── Raw records ──

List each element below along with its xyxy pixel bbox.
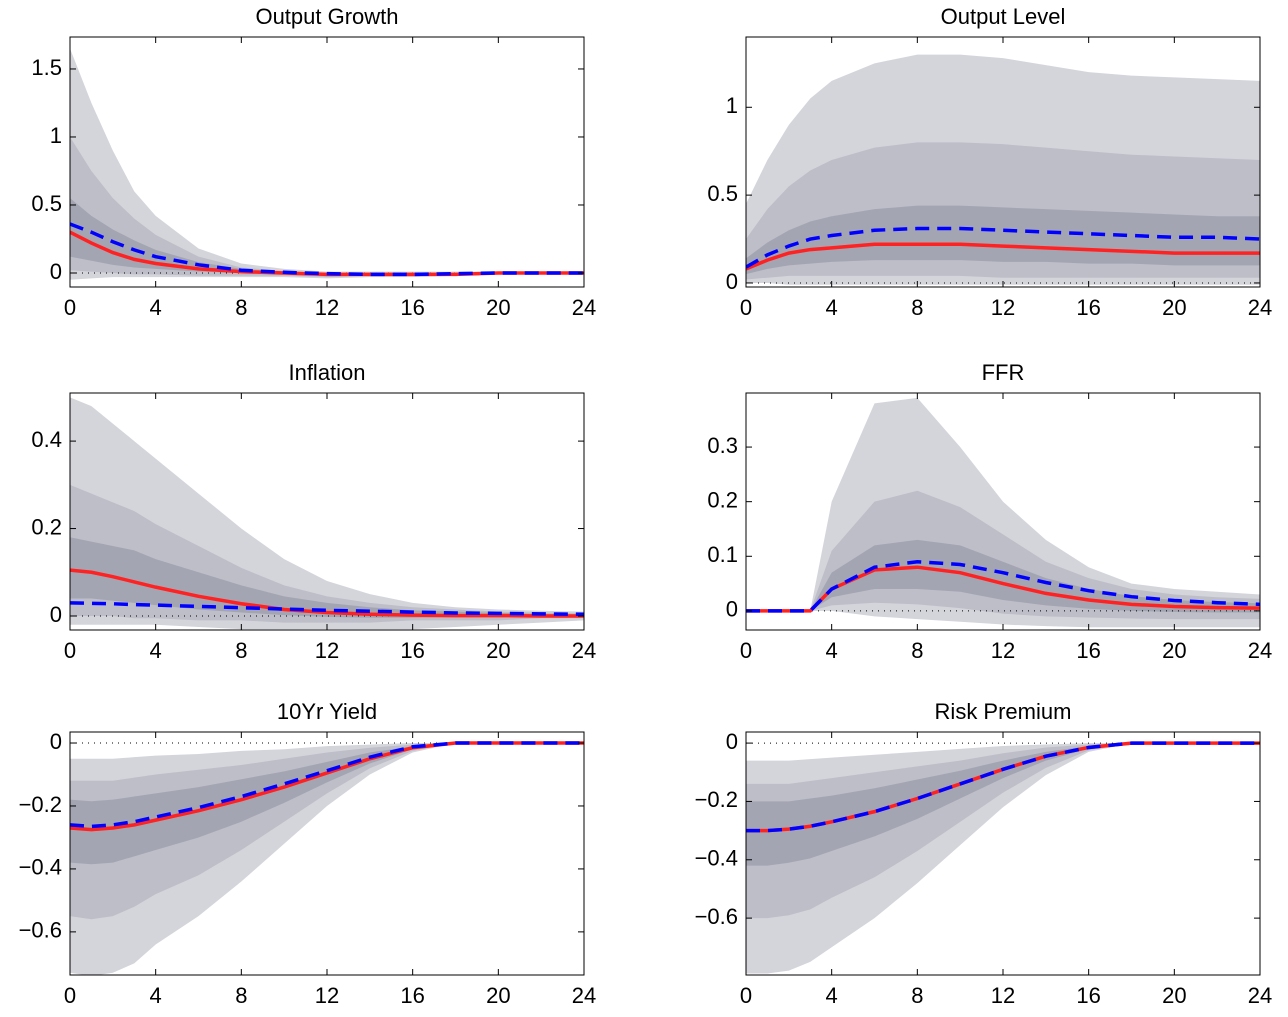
y-tick-label: 1 [726, 93, 738, 118]
panel-title: Output Growth [255, 4, 398, 29]
y-tick-label: 0.2 [707, 487, 738, 512]
x-tick-label: 12 [991, 295, 1015, 320]
x-tick-label: 12 [991, 983, 1015, 1008]
x-tick-label: 24 [1248, 295, 1272, 320]
panel-title: Output Level [941, 4, 1066, 29]
y-tick-label: −0.6 [19, 918, 62, 943]
x-tick-label: 0 [64, 295, 76, 320]
y-tick-label: 0 [726, 729, 738, 754]
line [746, 741, 1260, 833]
panel-title: FFR [982, 360, 1025, 385]
band [746, 743, 1260, 866]
panel: Risk Premium 0 4 8 12 16 20 24 −0.6 −0.4 −0.2 0 [695, 699, 1273, 1008]
plot-area [70, 397, 584, 630]
x-tick-label: 0 [740, 983, 752, 1008]
x-tick-label: 8 [235, 638, 247, 663]
x-tick-label: 16 [1076, 983, 1100, 1008]
x-tick-label: 0 [740, 295, 752, 320]
panel: FFR 0 4 8 12 16 20 24 0 0.1 0.2 0.3 [707, 360, 1272, 663]
x-tick-label: 16 [1076, 638, 1100, 663]
band [70, 743, 584, 865]
line [70, 222, 584, 277]
x-tick-label: 20 [1162, 638, 1186, 663]
y-tick-label: 0.1 [707, 542, 738, 567]
y-tick-label: 0.3 [707, 433, 738, 458]
y-tick-label: 0.4 [31, 427, 62, 452]
plot-area [70, 48, 584, 280]
panel-title: 10Yr Yield [277, 699, 377, 724]
x-tick-label: 24 [1248, 983, 1272, 1008]
line [746, 559, 1260, 613]
y-tick-label: −0.4 [19, 855, 62, 880]
x-tick-label: 8 [911, 295, 923, 320]
x-tick-label: 4 [826, 295, 838, 320]
band [746, 743, 1260, 919]
panel: Output Growth 0 4 8 12 16 20 24 0 0.5 1 1.5 [31, 4, 596, 320]
x-tick-label: 0 [740, 638, 752, 663]
line [70, 741, 584, 829]
band [746, 539, 1260, 613]
x-tick-label: 12 [315, 638, 339, 663]
x-tick-label: 20 [486, 638, 510, 663]
line [746, 226, 1260, 269]
x-tick-label: 4 [150, 638, 162, 663]
x-tick-label: 16 [400, 983, 424, 1008]
y-tick-label: 0 [50, 729, 62, 754]
x-tick-label: 8 [235, 983, 247, 1008]
x-tick-label: 20 [1162, 983, 1186, 1008]
plot-area [746, 397, 1260, 628]
line [70, 601, 584, 617]
panel: Output Level 0 4 8 12 16 20 24 0 0.5 1 [707, 4, 1272, 320]
y-tick-label: 0.5 [31, 191, 62, 216]
x-tick-label: 12 [315, 295, 339, 320]
x-tick-label: 24 [572, 295, 596, 320]
y-tick-label: 0 [726, 269, 738, 294]
y-tick-label: 0.2 [31, 514, 62, 539]
x-tick-label: 4 [150, 983, 162, 1008]
x-tick-label: 0 [64, 983, 76, 1008]
plot-area [746, 741, 1260, 974]
x-tick-label: 4 [826, 983, 838, 1008]
x-tick-label: 12 [315, 983, 339, 1008]
y-tick-label: 1.5 [31, 55, 62, 80]
panel-title: Risk Premium [935, 699, 1072, 724]
x-tick-label: 16 [400, 295, 424, 320]
x-tick-label: 24 [572, 983, 596, 1008]
x-tick-label: 8 [235, 295, 247, 320]
x-tick-label: 8 [911, 983, 923, 1008]
x-tick-label: 8 [911, 638, 923, 663]
y-tick-label: 1 [50, 123, 62, 148]
x-tick-label: 16 [1076, 295, 1100, 320]
x-tick-label: 16 [400, 638, 424, 663]
x-tick-label: 24 [572, 638, 596, 663]
y-tick-label: 0 [726, 597, 738, 622]
panel: 10Yr Yield 0 4 8 12 16 20 24 −0.6 −0.4 −0.2 0 [19, 699, 597, 1008]
y-tick-label: −0.4 [695, 846, 738, 871]
panel: Inflation 0 4 8 12 16 20 24 0 0.2 0.4 [31, 360, 596, 663]
line [746, 242, 1260, 271]
y-tick-label: −0.6 [695, 904, 738, 929]
x-tick-label: 20 [486, 983, 510, 1008]
y-tick-label: 0.5 [707, 181, 738, 206]
plot-area [70, 741, 584, 975]
y-tick-label: −0.2 [19, 792, 62, 817]
x-tick-label: 20 [486, 295, 510, 320]
x-tick-label: 20 [1162, 295, 1186, 320]
x-tick-label: 24 [1248, 638, 1272, 663]
x-tick-label: 4 [826, 638, 838, 663]
line [70, 568, 584, 618]
y-tick-label: −0.2 [695, 787, 738, 812]
panel-title: Inflation [288, 360, 365, 385]
plot-area [746, 54, 1260, 285]
y-tick-label: 0 [50, 259, 62, 284]
x-tick-label: 12 [991, 638, 1015, 663]
y-tick-label: 0 [50, 602, 62, 627]
band [746, 205, 1260, 275]
x-tick-label: 4 [150, 295, 162, 320]
x-tick-label: 0 [64, 638, 76, 663]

───

### Task brief
Put each line of the entries above into a Markdown table with two columns, Row and Line, with a row number in Row and the line in Line. Omit blank lines and the pictures.

### Reply to the task
| Row | Line |
|---|---|
| 1 | List each element below along with its xyxy pixel bbox. |
| 2 | y-tick-label: 1 [726, 93, 738, 118] |
| 3 | panel-title: Output Growth [255, 4, 398, 29] |
| 4 | y-tick-label: 0.2 [707, 487, 738, 512] |
| 5 | x-tick-label: 12 [991, 295, 1015, 320] |
| 6 | x-tick-label: 12 [991, 983, 1015, 1008] |
| 7 | x-tick-label: 24 [1248, 295, 1272, 320] |
| 8 | panel-title: Output Level [941, 4, 1066, 29] |
| 9 | y-tick-label: −0.6 [19, 918, 62, 943] |
| 10 | x-tick-label: 0 [64, 295, 76, 320] |
| 11 | y-tick-label: 0 [726, 729, 738, 754] |
| 12 | line [746, 741, 1260, 833] |
| 13 | panel-title: FFR [982, 360, 1025, 385] |
| 14 | band [746, 743, 1260, 866] |
| 15 | panel: Risk Premium 0 4 8 12 16 20 24 −0.6 −0.4 −0.2 0 [695, 699, 1273, 1008] |
| 16 | plot-area [70, 397, 584, 630] |
| 17 | x-tick-label: 0 [740, 983, 752, 1008] |
| 18 | x-tick-label: 8 [235, 638, 247, 663] |
| 19 | x-tick-label: 16 [1076, 983, 1100, 1008] |
| 20 | x-tick-label: 0 [740, 295, 752, 320] |
| 21 | panel: FFR 0 4 8 12 16 20 24 0 0.1 0.2 0.3 [707, 360, 1272, 663] |
| 22 | x-tick-label: 16 [1076, 638, 1100, 663] |
| 23 | band [70, 743, 584, 865] |
| 24 | line [70, 222, 584, 277] |
| 25 | x-tick-label: 20 [1162, 638, 1186, 663] |
| 26 | y-tick-label: 0.1 [707, 542, 738, 567] |
| 27 | y-tick-label: 0.3 [707, 433, 738, 458] |
| 28 | y-tick-label: 0.4 [31, 427, 62, 452] |
| 29 | plot-area [70, 48, 584, 280] |
| 30 | panel-title: 10Yr Yield [277, 699, 377, 724] |
| 31 | x-tick-label: 24 [1248, 983, 1272, 1008] |
| 32 | line [746, 559, 1260, 613] |
| 33 | y-tick-label: −0.4 [19, 855, 62, 880] |
| 34 | x-tick-label: 8 [911, 295, 923, 320] |
| 35 | x-tick-label: 4 [826, 295, 838, 320] |
| 36 | band [746, 743, 1260, 919] |
| 37 | panel: Output Growth 0 4 8 12 16 20 24 0 0.5 1 1.5 [31, 4, 596, 320] |
| 38 | x-tick-label: 0 [740, 638, 752, 663] |
| 39 | line [70, 741, 584, 829] |
| 40 | band [746, 539, 1260, 613] |
| 41 | x-tick-label: 12 [315, 638, 339, 663] |
| 42 | x-tick-label: 20 [486, 638, 510, 663] |
| 43 | line [746, 226, 1260, 269] |
| 44 | x-tick-label: 4 [150, 638, 162, 663] |
| 45 | x-tick-label: 16 [400, 983, 424, 1008] |
| 46 | y-tick-label: 0 [50, 729, 62, 754] |
| 47 | x-tick-label: 8 [235, 983, 247, 1008] |
| 48 | x-tick-label: 20 [1162, 983, 1186, 1008] |
| 49 | plot-area [746, 397, 1260, 628] |
| 50 | line [70, 601, 584, 617] |
| 51 | panel: Output Level 0 4 8 12 16 20 24 0 0.5 1 [707, 4, 1272, 320] |
| 52 | y-tick-label: 0.5 [31, 191, 62, 216] |
| 53 | x-tick-label: 12 [315, 295, 339, 320] |
| 54 | x-tick-label: 24 [572, 295, 596, 320] |
| 55 | y-tick-label: 0 [726, 269, 738, 294] |
| 56 | y-tick-label: 0.2 [31, 514, 62, 539] |
| 57 | x-tick-label: 4 [150, 983, 162, 1008] |
| 58 | x-tick-label: 0 [64, 983, 76, 1008] |
| 59 | plot-area [746, 741, 1260, 974] |
| 60 | x-tick-label: 4 [826, 983, 838, 1008] |
| 61 | x-tick-label: 12 [315, 983, 339, 1008] |
| 62 | y-tick-label: 1.5 [31, 55, 62, 80] |
| 63 | panel-title: Risk Premium [935, 699, 1072, 724] |
| 64 | x-tick-label: 16 [400, 295, 424, 320] |
| 65 | x-tick-label: 24 [572, 983, 596, 1008] |
| 66 | x-tick-label: 8 [235, 295, 247, 320] |
| 67 | x-tick-label: 8 [911, 983, 923, 1008] |
| 68 | x-tick-label: 8 [911, 638, 923, 663] |
| 69 | y-tick-label: 1 [50, 123, 62, 148] |
| 70 | x-tick-label: 16 [1076, 295, 1100, 320] |
| 71 | x-tick-label: 16 [400, 638, 424, 663] |
| 72 | x-tick-label: 24 [572, 638, 596, 663] |
| 73 | y-tick-label: 0 [726, 597, 738, 622] |
| 74 | panel: 10Yr Yield 0 4 8 12 16 20 24 −0.6 −0.4 −0.2 0 [19, 699, 597, 1008] |
| 75 | y-tick-label: −0.4 [695, 846, 738, 871] |
| 76 | panel: Inflation 0 4 8 12 16 20 24 0 0.2 0.4 [31, 360, 596, 663] |
| 77 | line [746, 242, 1260, 271] |
| 78 | y-tick-label: −0.6 [695, 904, 738, 929] |
| 79 | x-tick-label: 20 [486, 983, 510, 1008] |
| 80 | y-tick-label: 0.5 [707, 181, 738, 206] |
| 81 | plot-area [70, 741, 584, 975] |
| 82 | y-tick-label: −0.2 [19, 792, 62, 817] |
| 83 | x-tick-label: 20 [486, 295, 510, 320] |
| 84 | x-tick-label: 20 [1162, 295, 1186, 320] |
| 85 | x-tick-label: 24 [1248, 638, 1272, 663] |
| 86 | x-tick-label: 4 [826, 638, 838, 663] |
| 87 | line [70, 568, 584, 618] |
| 88 | y-tick-label: −0.2 [695, 787, 738, 812] |
| 89 | panel-title: Inflation [288, 360, 365, 385] |
| 90 | plot-area [746, 54, 1260, 285] |
| 91 | y-tick-label: 0 [50, 259, 62, 284] |
| 92 | x-tick-label: 12 [991, 638, 1015, 663] |
| 93 | y-tick-label: 0 [50, 602, 62, 627] |
| 94 | band [746, 205, 1260, 275] |
| 95 | x-tick-label: 4 [150, 295, 162, 320] |
| 96 | x-tick-label: 0 [64, 638, 76, 663] |